**PROBLEM**
Report the number of lines in these entries that contain "Gross". Write only the number.

* begin ENTRIES *

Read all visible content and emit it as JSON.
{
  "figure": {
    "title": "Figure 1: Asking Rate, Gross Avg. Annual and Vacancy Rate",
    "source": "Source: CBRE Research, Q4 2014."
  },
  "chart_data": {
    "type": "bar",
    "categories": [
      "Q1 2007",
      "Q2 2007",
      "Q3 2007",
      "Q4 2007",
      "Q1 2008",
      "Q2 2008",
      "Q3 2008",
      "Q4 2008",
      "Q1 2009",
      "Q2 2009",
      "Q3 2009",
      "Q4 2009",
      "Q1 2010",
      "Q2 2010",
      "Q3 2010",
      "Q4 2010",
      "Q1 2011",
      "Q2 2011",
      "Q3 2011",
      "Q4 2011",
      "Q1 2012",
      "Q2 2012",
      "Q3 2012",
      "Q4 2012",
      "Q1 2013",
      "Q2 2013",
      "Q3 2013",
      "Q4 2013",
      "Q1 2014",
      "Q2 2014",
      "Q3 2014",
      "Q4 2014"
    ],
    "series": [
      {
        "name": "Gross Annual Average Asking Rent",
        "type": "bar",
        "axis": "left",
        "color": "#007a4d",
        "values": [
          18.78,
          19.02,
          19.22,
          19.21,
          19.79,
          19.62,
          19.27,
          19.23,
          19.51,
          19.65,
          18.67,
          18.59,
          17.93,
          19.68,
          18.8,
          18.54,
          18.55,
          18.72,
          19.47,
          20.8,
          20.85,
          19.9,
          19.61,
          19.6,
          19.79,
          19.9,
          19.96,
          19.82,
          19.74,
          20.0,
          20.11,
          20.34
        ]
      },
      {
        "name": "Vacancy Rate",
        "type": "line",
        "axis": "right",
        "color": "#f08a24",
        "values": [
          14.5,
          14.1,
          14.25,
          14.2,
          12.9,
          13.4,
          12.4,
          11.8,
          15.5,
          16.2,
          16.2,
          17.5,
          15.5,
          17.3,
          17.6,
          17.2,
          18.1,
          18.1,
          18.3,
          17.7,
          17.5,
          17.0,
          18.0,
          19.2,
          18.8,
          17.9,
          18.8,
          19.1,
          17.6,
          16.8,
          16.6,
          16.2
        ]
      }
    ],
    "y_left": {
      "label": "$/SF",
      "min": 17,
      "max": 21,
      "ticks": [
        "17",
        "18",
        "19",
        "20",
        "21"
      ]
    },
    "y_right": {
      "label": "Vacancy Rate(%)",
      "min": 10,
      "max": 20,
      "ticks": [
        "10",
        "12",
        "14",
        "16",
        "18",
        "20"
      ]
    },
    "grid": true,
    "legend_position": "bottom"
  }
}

* end ENTRIES *
* begin ENTRIES *

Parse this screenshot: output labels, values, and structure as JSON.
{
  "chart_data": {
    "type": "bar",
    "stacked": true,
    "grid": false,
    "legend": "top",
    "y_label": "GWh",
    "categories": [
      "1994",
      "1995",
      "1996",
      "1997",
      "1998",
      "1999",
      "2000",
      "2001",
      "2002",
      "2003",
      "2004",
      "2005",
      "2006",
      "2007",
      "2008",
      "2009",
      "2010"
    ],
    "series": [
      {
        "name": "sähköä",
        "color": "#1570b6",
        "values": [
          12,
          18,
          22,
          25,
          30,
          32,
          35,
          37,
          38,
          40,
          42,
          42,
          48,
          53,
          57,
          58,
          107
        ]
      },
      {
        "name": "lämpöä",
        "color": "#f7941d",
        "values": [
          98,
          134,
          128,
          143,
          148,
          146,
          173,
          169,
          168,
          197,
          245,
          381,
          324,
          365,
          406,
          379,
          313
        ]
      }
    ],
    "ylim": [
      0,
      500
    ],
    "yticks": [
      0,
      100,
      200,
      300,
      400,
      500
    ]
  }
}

* end ENTRIES *

**PROBLEM SOLUTION**
2